- [YOUR TASK]:
Copy the lines holding the word "Start", all of them.

- [RECORD EXTRACTS]:

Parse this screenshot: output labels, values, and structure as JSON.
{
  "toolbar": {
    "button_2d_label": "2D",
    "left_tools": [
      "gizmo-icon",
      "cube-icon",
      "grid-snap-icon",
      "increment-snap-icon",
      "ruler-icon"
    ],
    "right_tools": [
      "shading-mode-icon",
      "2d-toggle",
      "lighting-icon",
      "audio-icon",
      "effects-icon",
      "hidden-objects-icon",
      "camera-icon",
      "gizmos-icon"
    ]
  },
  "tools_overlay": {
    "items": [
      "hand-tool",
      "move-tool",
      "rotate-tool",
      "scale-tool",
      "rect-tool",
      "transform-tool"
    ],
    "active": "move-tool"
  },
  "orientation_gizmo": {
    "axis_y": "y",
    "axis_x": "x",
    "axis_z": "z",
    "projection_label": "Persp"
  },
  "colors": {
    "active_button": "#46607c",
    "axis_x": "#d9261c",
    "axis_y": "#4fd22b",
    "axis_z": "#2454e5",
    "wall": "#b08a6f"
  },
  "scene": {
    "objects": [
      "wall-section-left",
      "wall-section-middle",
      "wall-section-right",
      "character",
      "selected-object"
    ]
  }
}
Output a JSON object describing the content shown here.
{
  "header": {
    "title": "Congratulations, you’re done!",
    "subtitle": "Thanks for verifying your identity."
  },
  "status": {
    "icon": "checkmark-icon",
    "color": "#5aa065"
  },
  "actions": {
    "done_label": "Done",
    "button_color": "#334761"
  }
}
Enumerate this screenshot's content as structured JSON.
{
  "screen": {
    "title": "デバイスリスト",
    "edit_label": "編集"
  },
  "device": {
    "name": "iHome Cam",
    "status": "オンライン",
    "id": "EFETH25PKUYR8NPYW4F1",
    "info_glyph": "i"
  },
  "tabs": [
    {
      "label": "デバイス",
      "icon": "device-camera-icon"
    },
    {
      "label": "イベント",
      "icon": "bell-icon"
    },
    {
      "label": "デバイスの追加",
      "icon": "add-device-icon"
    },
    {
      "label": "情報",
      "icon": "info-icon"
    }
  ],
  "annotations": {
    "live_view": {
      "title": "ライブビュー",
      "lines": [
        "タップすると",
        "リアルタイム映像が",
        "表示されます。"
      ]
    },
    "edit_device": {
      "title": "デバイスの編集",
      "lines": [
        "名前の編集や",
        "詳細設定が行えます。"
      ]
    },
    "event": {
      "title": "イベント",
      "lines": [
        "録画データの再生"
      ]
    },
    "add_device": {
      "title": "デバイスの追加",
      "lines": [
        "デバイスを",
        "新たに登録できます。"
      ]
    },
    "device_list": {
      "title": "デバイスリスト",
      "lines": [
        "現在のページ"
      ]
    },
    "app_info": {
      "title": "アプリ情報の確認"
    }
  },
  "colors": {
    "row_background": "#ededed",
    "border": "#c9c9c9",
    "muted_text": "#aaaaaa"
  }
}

---

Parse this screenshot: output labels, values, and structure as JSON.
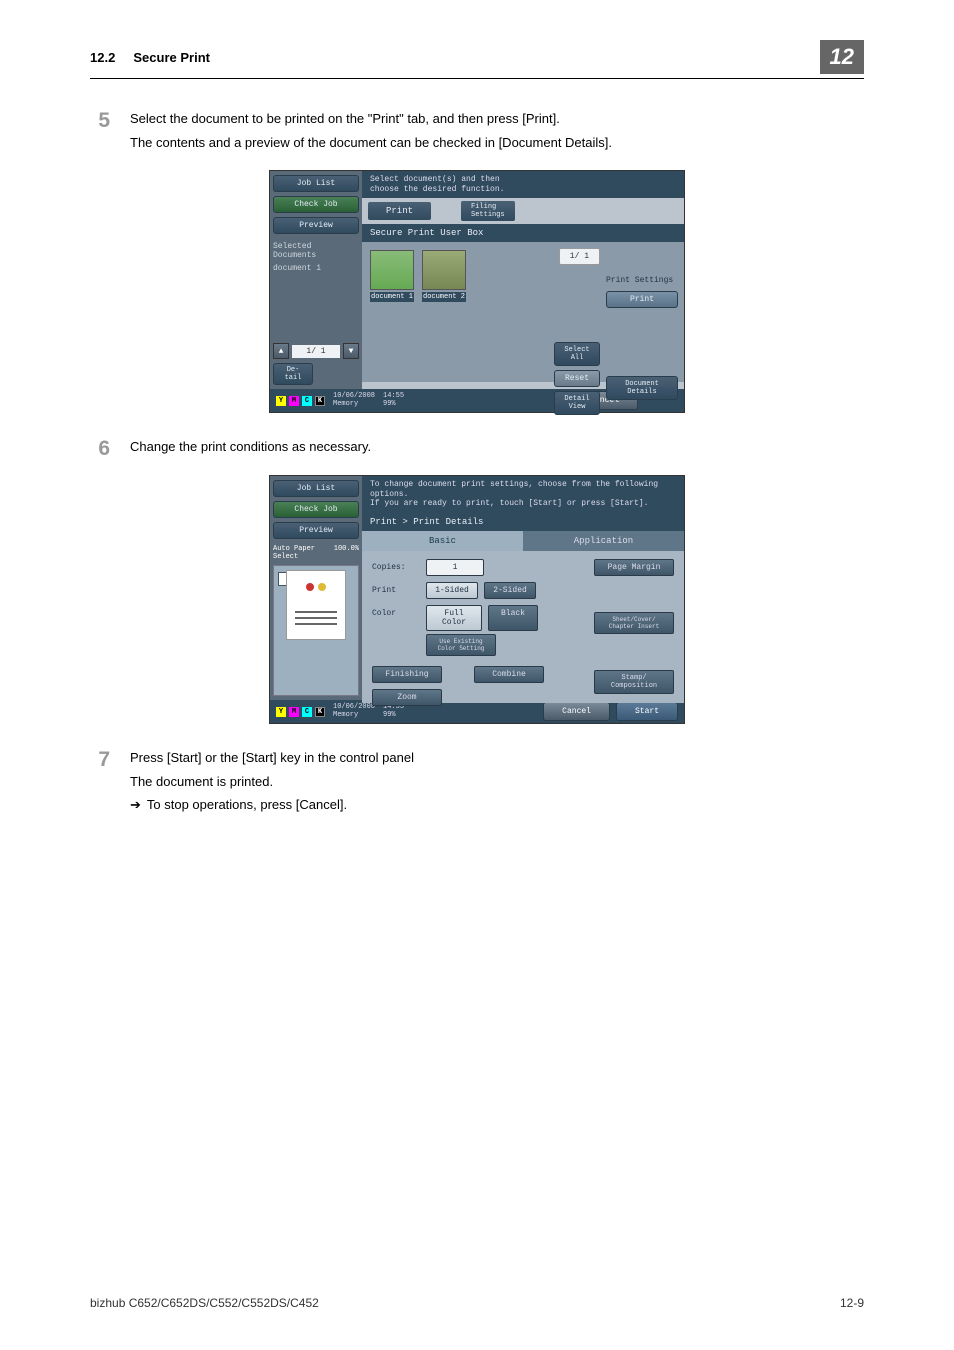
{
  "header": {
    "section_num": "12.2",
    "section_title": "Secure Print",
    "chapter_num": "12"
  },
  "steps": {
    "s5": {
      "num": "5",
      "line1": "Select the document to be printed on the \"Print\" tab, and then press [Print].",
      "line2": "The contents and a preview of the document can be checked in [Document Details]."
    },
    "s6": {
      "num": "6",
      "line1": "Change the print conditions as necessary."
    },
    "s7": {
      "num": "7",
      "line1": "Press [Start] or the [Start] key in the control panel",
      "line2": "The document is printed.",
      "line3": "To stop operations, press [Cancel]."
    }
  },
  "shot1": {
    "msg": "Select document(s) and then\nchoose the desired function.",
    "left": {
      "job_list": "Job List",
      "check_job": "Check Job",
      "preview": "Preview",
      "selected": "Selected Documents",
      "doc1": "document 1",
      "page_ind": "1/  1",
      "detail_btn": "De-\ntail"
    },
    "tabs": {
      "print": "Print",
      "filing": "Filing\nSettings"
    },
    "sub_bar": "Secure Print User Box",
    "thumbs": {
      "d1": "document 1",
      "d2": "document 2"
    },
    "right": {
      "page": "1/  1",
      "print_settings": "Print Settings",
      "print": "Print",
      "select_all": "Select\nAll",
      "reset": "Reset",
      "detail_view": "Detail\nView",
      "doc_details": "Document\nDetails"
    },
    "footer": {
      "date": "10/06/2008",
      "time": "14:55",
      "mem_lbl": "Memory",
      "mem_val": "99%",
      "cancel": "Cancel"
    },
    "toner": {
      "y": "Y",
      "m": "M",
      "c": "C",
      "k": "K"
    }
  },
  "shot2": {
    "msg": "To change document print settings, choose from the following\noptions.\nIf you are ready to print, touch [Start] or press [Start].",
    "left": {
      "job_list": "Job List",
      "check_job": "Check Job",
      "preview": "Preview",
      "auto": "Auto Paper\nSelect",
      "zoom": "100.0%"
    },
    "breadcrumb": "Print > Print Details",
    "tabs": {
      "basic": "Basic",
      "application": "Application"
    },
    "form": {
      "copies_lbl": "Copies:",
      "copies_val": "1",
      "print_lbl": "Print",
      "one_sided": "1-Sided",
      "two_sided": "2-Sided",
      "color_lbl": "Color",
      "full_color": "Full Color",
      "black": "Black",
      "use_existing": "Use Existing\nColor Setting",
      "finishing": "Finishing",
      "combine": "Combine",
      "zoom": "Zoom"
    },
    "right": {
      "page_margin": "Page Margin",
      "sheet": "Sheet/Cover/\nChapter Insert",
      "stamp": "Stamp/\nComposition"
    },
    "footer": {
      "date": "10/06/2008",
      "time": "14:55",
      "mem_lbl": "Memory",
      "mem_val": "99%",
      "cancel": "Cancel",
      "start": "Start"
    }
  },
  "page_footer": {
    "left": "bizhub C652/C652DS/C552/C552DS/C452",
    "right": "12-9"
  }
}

--

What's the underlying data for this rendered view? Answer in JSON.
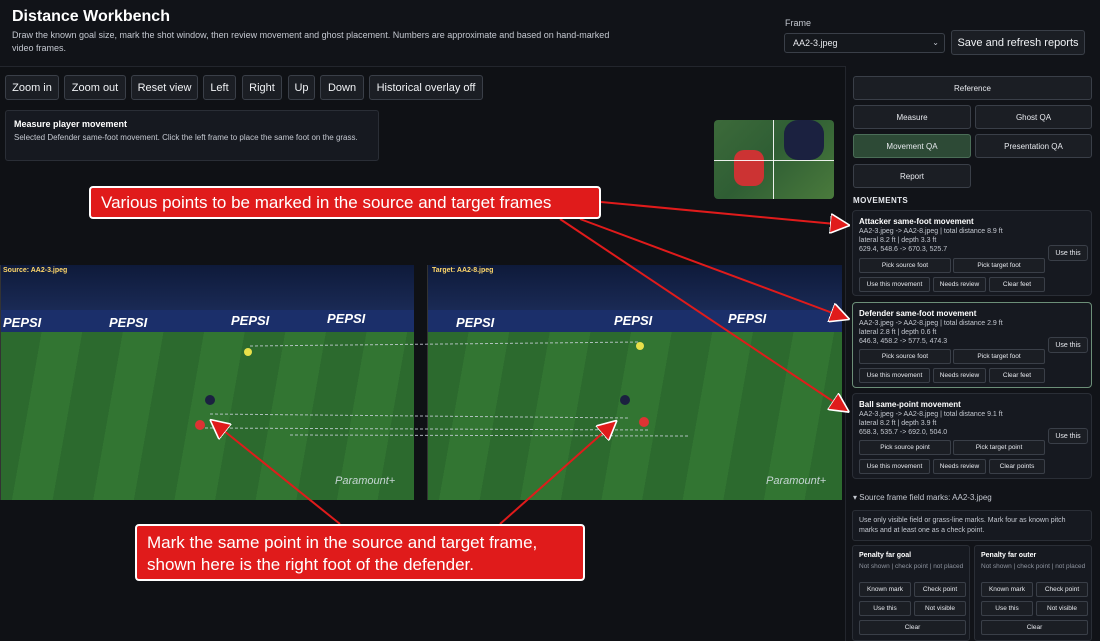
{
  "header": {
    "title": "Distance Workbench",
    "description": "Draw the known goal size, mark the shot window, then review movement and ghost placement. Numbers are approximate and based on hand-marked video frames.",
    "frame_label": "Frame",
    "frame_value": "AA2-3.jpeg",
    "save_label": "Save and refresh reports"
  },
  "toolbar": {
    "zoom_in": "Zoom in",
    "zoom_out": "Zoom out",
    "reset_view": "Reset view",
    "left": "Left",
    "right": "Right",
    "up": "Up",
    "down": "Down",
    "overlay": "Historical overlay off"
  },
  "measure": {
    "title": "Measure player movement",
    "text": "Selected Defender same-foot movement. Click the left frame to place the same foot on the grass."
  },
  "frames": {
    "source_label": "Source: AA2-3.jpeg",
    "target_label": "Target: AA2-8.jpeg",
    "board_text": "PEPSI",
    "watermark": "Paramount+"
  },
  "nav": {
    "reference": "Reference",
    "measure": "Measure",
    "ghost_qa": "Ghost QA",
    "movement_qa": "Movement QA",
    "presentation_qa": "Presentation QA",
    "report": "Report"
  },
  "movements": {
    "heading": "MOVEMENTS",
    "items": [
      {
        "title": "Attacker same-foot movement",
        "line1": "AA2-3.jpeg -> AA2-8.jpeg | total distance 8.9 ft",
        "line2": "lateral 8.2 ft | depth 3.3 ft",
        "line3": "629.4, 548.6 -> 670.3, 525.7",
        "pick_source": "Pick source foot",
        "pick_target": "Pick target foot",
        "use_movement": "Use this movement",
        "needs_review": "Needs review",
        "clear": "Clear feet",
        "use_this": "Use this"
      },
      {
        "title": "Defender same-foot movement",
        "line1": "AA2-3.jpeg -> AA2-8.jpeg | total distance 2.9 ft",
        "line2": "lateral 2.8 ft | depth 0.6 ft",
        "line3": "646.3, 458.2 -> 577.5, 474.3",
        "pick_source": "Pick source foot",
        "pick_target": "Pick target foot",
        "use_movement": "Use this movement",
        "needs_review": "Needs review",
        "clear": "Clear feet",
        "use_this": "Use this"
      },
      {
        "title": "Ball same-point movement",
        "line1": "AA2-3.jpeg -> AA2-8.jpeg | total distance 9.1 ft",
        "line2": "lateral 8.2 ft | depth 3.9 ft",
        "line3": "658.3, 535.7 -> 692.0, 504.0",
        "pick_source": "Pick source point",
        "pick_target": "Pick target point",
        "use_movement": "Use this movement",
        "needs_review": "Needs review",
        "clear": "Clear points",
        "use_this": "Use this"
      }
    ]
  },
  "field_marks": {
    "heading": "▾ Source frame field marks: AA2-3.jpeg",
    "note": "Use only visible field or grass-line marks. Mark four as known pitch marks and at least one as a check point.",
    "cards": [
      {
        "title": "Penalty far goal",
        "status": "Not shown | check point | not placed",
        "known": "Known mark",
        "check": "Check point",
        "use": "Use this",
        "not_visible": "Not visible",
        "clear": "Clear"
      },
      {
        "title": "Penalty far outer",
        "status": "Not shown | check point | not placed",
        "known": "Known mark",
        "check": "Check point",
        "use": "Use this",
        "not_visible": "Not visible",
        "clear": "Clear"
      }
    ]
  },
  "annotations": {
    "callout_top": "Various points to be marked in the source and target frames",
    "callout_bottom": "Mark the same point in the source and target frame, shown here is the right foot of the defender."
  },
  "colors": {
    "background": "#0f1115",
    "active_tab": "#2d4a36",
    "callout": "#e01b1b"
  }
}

- [TASK SOLUTION]:
      "line1": "Press [Start] or the [Start] key in the control panel",
    "msg": "To change document print settings, choose from the following\noptions.\nIf you are ready to print, touch [Start] or press [Start].",
      "start": "Start"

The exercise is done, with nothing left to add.